-- Start --

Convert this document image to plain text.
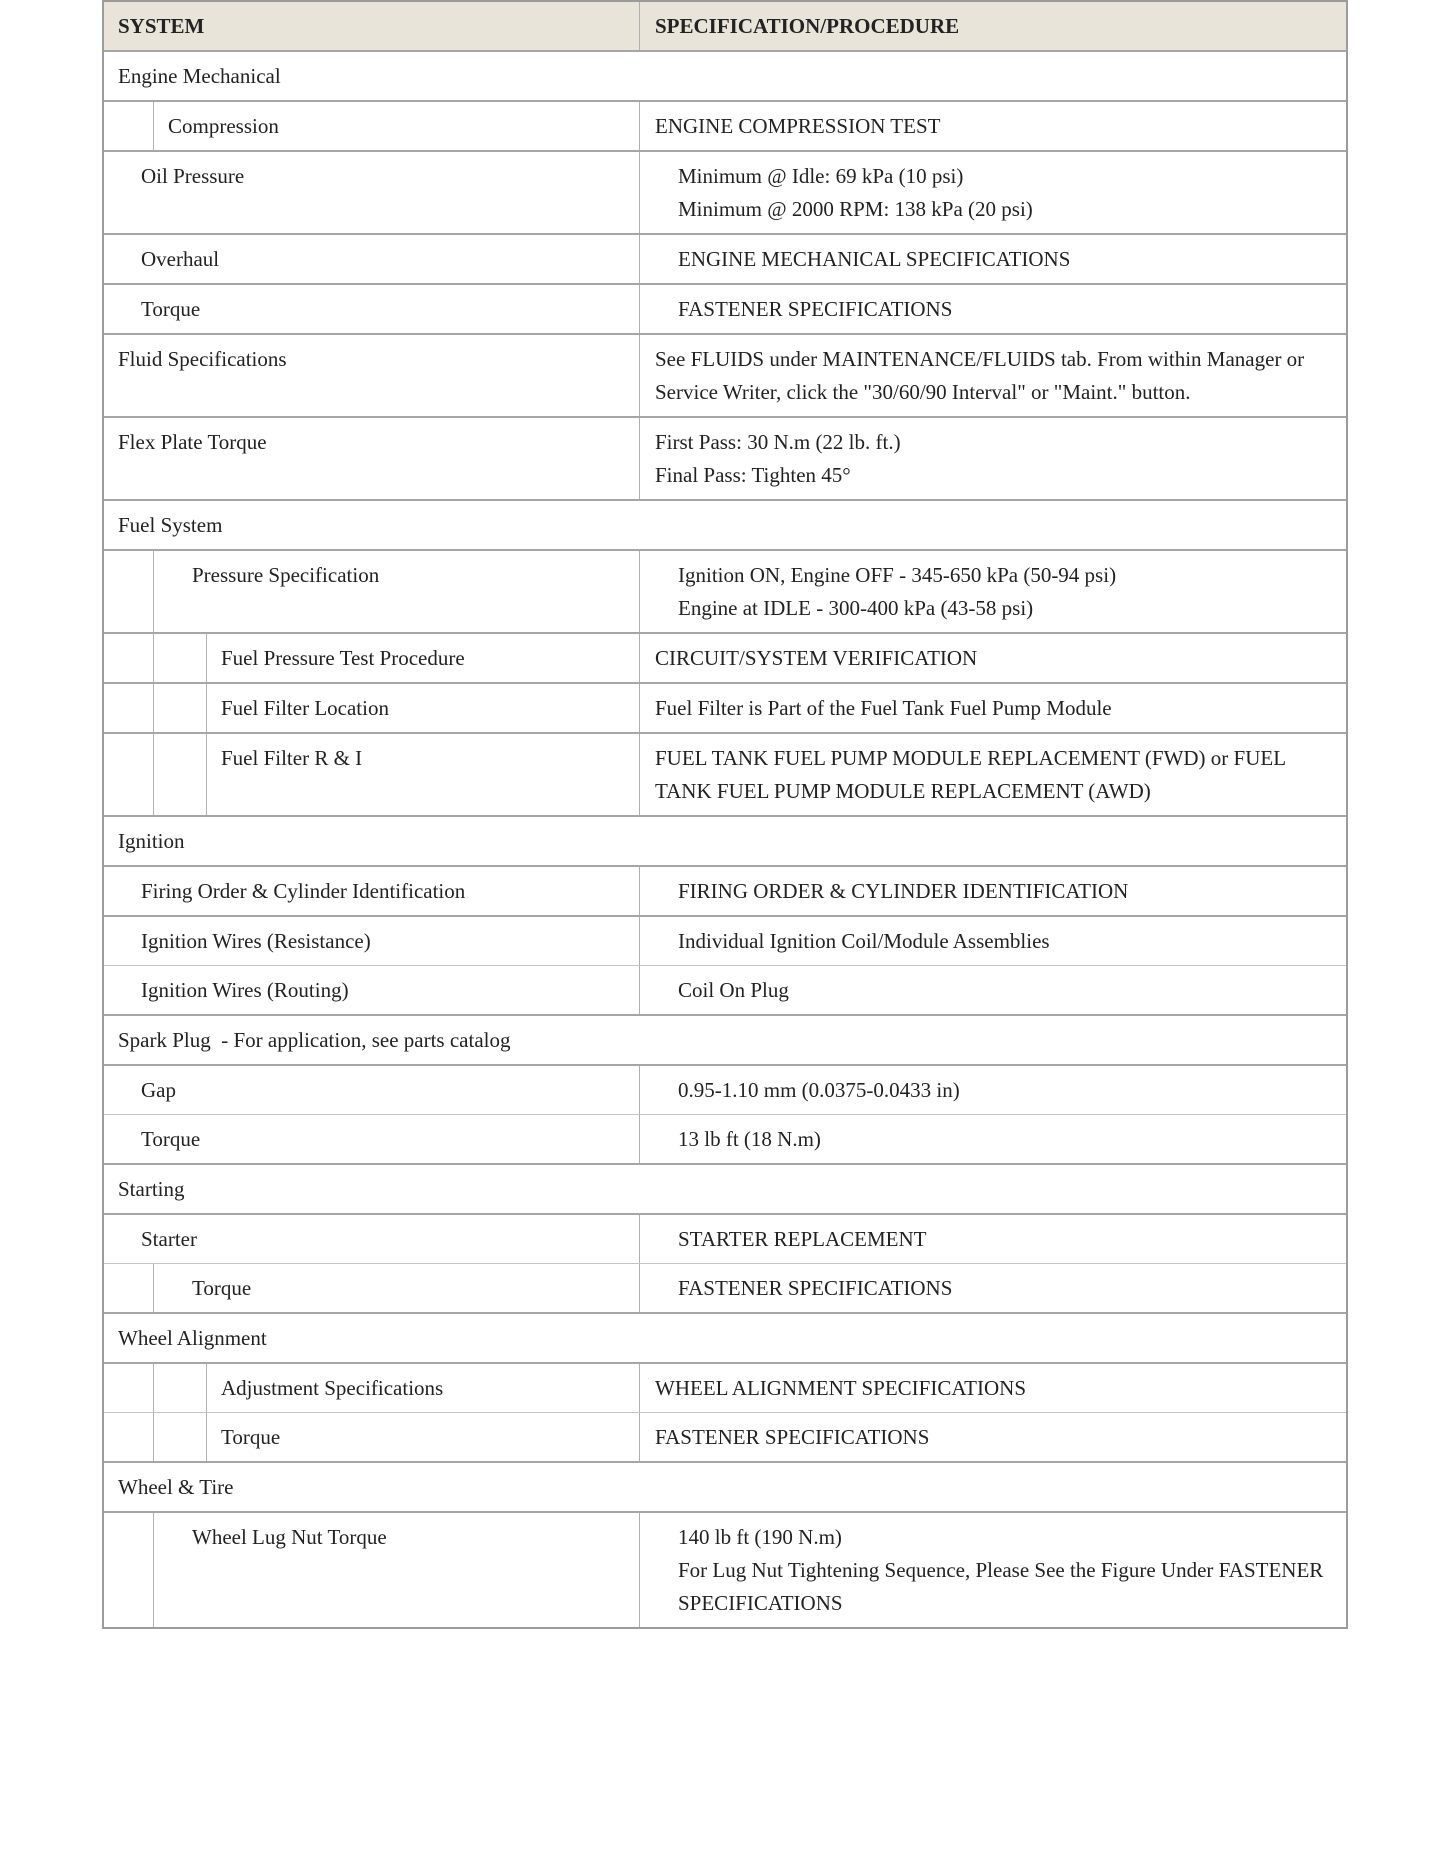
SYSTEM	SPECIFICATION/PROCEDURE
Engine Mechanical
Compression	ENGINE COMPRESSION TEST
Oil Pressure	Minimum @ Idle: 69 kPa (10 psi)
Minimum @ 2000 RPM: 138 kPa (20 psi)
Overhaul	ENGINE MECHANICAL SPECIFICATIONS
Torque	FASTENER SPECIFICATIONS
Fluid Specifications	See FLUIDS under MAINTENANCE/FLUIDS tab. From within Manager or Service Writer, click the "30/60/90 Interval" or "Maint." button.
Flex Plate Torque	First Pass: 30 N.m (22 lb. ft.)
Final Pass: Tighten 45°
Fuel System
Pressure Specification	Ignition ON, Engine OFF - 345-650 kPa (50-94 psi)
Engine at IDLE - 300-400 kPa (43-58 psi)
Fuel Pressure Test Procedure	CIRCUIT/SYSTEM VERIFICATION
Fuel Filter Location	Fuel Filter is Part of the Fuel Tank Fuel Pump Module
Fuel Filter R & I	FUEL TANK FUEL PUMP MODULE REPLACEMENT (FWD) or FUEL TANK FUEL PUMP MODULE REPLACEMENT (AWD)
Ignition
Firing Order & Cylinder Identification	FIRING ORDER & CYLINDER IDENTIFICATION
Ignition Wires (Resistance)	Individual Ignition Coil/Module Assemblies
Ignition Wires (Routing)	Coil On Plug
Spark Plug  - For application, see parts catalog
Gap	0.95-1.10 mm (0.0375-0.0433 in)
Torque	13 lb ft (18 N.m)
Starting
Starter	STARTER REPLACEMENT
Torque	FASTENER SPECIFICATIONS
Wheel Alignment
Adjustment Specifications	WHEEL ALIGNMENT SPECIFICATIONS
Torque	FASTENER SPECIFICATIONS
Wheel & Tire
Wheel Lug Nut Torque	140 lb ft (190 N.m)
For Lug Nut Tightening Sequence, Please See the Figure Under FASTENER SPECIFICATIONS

-- End --

(Problem requirements)
Copy each line of the records precisely and drop any images they hold.

(Exercise result)
Convert this document image to plain text.
SYSTEM	SPECIFICATION/PROCEDURE
Engine Mechanical
Compression	ENGINE COMPRESSION TEST
Oil Pressure	Minimum @ Idle: 69 kPa (10 psi)
Minimum @ 2000 RPM: 138 kPa (20 psi)
Overhaul	ENGINE MECHANICAL SPECIFICATIONS
Torque	FASTENER SPECIFICATIONS
Fluid Specifications	See FLUIDS under MAINTENANCE/FLUIDS tab. From within Manager or Service Writer, click the "30/60/90 Interval" or "Maint." button.
Flex Plate Torque	First Pass: 30 N.m (22 lb. ft.)
Final Pass: Tighten 45°
Fuel System
Pressure Specification	Ignition ON, Engine OFF - 345-650 kPa (50-94 psi)
Engine at IDLE - 300-400 kPa (43-58 psi)
Fuel Pressure Test Procedure	CIRCUIT/SYSTEM VERIFICATION
Fuel Filter Location	Fuel Filter is Part of the Fuel Tank Fuel Pump Module
Fuel Filter R & I	FUEL TANK FUEL PUMP MODULE REPLACEMENT (FWD) or FUEL TANK FUEL PUMP MODULE REPLACEMENT (AWD)
Ignition
Firing Order & Cylinder Identification	FIRING ORDER & CYLINDER IDENTIFICATION
Ignition Wires (Resistance)	Individual Ignition Coil/Module Assemblies
Ignition Wires (Routing)	Coil On Plug
Spark Plug  - For application, see parts catalog
Gap	0.95-1.10 mm (0.0375-0.0433 in)
Torque	13 lb ft (18 N.m)
Starting
Starter	STARTER REPLACEMENT
Torque	FASTENER SPECIFICATIONS
Wheel Alignment
Adjustment Specifications	WHEEL ALIGNMENT SPECIFICATIONS
Torque	FASTENER SPECIFICATIONS
Wheel & Tire
Wheel Lug Nut Torque	140 lb ft (190 N.m)
For Lug Nut Tightening Sequence, Please See the Figure Under FASTENER SPECIFICATIONS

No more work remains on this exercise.